Exercise material:
---+---
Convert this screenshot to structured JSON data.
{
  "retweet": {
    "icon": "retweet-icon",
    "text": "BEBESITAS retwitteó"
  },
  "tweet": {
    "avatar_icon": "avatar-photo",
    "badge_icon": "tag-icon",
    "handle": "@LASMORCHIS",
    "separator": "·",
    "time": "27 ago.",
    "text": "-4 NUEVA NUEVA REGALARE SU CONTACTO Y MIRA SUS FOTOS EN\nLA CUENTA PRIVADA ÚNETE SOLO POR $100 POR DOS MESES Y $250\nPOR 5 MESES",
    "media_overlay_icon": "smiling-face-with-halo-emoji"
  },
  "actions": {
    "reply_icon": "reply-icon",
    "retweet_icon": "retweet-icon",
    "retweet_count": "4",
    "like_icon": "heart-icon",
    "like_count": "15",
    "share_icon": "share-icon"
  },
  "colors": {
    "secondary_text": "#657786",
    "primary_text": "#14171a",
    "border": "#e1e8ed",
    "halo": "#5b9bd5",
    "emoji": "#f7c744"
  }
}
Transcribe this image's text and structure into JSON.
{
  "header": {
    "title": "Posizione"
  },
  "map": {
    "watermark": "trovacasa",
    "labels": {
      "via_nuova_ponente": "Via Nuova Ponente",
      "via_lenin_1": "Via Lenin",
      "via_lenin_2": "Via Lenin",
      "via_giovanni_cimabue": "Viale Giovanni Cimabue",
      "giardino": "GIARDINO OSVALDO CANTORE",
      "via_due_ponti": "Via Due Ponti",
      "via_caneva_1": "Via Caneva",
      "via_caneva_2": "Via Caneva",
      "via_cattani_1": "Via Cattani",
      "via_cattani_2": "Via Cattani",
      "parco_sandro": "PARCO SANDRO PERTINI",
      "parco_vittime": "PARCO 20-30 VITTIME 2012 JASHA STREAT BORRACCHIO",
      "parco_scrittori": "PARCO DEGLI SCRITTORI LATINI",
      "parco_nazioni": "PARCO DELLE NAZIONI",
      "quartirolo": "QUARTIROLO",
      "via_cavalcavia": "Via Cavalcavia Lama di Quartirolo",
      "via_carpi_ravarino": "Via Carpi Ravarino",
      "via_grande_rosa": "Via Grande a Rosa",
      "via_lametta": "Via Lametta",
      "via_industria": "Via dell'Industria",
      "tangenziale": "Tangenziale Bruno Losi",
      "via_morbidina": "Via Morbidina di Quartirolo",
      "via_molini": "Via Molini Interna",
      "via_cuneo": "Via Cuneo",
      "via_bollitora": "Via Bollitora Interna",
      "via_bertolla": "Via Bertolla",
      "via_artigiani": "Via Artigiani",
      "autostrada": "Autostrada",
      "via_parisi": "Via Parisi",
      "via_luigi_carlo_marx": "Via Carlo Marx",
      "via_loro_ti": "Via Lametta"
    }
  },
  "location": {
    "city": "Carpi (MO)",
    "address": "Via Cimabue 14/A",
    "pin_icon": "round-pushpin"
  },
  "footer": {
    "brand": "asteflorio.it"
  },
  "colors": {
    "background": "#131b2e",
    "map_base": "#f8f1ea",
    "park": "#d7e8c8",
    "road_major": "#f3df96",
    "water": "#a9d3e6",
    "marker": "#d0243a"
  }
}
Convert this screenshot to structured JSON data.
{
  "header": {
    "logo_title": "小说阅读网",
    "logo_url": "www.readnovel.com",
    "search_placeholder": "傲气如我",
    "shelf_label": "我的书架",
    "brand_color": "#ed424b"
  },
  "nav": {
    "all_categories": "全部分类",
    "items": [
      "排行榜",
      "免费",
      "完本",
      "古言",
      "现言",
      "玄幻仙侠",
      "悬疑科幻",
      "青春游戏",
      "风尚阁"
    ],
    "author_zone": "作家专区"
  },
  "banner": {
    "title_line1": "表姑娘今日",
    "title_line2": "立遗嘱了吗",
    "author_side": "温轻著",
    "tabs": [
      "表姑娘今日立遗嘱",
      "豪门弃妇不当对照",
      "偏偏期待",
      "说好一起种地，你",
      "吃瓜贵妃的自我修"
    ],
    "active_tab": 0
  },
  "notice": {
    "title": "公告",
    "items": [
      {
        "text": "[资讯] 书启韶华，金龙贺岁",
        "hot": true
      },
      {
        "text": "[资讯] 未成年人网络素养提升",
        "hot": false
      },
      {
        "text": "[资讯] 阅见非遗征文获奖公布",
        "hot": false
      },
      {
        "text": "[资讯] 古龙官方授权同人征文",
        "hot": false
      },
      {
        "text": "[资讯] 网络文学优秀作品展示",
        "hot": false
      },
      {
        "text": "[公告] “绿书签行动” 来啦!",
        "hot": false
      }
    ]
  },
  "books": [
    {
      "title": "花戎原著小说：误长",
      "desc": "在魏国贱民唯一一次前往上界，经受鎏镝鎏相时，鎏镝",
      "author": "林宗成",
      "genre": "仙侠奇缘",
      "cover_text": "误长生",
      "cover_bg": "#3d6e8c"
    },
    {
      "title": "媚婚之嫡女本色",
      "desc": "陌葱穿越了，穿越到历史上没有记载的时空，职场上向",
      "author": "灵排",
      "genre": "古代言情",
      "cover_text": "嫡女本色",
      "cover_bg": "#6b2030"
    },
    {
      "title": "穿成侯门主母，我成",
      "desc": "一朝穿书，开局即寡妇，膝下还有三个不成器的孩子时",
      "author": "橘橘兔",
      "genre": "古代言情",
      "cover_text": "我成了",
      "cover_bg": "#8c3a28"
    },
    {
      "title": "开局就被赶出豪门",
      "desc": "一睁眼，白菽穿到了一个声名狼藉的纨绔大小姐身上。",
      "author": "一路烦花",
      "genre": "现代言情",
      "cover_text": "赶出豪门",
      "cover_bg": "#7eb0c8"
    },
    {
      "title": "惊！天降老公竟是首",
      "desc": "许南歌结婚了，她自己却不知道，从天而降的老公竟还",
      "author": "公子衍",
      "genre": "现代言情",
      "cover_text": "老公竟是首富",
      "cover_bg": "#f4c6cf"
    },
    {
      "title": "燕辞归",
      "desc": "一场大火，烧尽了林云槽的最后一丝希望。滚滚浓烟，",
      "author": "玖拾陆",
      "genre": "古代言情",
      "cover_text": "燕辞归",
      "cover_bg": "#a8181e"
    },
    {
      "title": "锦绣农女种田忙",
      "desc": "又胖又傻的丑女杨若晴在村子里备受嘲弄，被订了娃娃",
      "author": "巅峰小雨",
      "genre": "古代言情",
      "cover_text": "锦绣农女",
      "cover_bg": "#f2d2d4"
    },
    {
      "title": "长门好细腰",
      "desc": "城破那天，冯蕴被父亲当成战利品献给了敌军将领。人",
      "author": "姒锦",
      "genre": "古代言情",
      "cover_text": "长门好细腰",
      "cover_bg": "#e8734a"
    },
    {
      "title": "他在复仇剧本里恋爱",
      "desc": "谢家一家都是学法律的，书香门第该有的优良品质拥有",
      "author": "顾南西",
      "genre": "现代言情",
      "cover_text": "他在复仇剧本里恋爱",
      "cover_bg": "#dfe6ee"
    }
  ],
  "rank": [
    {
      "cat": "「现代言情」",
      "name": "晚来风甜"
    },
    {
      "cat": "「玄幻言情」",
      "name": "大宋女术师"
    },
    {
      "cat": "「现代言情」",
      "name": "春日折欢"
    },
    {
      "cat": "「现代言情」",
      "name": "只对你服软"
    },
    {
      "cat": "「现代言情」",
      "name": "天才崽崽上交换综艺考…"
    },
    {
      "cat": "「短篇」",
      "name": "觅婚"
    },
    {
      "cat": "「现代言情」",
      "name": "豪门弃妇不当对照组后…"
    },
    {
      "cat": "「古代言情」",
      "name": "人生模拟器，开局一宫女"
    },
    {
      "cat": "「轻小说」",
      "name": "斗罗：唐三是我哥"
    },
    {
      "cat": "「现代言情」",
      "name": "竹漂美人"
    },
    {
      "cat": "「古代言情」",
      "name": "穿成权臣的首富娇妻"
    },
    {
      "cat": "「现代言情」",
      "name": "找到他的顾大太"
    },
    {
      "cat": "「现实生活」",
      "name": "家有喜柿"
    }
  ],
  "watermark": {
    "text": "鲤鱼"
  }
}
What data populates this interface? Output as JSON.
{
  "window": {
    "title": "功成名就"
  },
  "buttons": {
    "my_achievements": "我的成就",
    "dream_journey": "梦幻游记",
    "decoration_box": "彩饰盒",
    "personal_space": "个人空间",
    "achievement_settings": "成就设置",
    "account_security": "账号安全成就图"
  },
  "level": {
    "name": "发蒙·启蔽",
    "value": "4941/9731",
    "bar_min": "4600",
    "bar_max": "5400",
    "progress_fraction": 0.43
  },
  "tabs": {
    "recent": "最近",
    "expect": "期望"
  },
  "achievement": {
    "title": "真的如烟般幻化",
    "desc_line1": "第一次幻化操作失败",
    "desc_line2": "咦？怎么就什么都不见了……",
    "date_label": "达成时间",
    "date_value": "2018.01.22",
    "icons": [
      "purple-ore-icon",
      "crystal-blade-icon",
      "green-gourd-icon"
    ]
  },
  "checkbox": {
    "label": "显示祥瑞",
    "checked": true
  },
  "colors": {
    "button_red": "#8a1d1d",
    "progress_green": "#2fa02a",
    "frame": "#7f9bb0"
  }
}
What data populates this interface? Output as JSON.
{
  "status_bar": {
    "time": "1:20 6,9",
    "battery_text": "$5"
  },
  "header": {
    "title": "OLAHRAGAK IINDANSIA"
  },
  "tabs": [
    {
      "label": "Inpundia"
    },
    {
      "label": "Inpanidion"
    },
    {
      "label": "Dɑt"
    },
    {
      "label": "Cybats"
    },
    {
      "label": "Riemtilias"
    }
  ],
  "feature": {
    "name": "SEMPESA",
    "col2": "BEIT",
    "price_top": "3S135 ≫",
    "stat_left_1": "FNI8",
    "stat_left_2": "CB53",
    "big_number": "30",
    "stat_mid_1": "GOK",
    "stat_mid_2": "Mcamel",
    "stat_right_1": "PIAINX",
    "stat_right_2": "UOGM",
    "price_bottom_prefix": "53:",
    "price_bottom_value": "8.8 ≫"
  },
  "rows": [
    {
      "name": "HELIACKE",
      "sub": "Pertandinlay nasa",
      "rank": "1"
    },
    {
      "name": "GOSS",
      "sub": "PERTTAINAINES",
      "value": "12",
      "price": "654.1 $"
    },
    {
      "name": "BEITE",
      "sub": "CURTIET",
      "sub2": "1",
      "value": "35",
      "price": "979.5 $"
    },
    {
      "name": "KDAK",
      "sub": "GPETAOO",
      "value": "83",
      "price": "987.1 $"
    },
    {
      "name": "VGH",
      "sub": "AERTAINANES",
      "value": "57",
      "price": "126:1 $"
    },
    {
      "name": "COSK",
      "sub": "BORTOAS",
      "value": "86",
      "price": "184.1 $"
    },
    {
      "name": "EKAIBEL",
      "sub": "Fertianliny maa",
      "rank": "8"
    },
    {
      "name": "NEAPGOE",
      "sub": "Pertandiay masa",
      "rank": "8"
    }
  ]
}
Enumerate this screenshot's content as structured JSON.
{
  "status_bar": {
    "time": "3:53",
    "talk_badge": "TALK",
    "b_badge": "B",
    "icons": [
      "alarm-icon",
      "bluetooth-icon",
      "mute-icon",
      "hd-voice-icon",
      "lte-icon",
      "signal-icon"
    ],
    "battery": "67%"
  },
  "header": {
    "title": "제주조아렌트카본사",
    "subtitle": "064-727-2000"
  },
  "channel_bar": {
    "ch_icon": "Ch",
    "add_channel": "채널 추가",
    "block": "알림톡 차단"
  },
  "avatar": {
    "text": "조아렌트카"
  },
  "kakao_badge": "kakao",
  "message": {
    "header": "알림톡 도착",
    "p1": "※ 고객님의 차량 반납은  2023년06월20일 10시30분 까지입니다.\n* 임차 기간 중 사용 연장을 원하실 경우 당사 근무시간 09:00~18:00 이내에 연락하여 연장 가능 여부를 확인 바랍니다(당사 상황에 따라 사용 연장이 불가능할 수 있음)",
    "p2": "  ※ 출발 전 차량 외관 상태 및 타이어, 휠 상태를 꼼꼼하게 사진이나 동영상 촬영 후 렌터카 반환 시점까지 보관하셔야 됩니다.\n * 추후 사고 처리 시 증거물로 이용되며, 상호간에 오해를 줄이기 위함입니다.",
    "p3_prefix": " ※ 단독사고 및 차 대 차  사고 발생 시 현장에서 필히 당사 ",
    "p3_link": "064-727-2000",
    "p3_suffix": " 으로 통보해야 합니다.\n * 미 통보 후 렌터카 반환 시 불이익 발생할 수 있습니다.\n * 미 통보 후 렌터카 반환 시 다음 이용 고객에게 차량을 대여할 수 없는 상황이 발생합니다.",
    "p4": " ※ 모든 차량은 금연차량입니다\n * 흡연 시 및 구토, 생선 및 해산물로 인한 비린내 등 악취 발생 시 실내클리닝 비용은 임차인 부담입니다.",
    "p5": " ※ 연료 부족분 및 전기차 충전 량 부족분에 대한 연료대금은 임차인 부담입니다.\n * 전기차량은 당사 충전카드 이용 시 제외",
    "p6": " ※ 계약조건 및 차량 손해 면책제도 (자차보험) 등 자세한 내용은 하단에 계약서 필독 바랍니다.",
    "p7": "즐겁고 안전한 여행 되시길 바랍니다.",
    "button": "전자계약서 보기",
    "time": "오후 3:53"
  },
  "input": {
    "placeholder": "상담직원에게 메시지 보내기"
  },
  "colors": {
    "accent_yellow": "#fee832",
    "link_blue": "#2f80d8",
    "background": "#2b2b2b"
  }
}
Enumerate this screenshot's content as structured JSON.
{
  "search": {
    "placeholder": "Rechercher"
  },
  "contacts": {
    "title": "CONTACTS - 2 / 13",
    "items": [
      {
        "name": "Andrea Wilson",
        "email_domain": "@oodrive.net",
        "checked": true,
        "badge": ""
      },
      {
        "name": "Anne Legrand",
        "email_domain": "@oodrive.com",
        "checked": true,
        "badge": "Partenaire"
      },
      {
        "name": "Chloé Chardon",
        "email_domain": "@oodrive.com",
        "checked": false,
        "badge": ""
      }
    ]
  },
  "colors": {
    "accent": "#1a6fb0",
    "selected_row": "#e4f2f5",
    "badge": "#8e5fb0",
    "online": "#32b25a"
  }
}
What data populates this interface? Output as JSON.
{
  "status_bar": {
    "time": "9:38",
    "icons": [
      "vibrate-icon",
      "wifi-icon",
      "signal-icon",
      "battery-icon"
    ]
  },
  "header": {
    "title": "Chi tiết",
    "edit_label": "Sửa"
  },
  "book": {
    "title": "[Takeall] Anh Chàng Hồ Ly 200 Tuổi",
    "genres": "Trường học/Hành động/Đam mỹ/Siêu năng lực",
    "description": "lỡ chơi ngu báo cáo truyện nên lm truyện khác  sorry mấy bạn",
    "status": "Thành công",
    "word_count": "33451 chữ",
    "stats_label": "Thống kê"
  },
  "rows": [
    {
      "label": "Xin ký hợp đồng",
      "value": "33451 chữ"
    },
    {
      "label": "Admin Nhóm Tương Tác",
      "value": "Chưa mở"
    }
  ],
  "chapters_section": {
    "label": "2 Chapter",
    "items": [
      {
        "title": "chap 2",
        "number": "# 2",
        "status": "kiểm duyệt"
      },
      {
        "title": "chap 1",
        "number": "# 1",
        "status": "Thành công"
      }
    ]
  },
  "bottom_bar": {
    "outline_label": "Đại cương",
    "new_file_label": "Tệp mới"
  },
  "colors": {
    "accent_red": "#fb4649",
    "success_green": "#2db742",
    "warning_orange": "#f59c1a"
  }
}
---+---
Instructions to follow: Locate all lines in the listing above with the word "Cattani" and copy them.

Task response:
      "via_cattani_1": "Via Cattani",
      "via_cattani_2": "Via Cattani",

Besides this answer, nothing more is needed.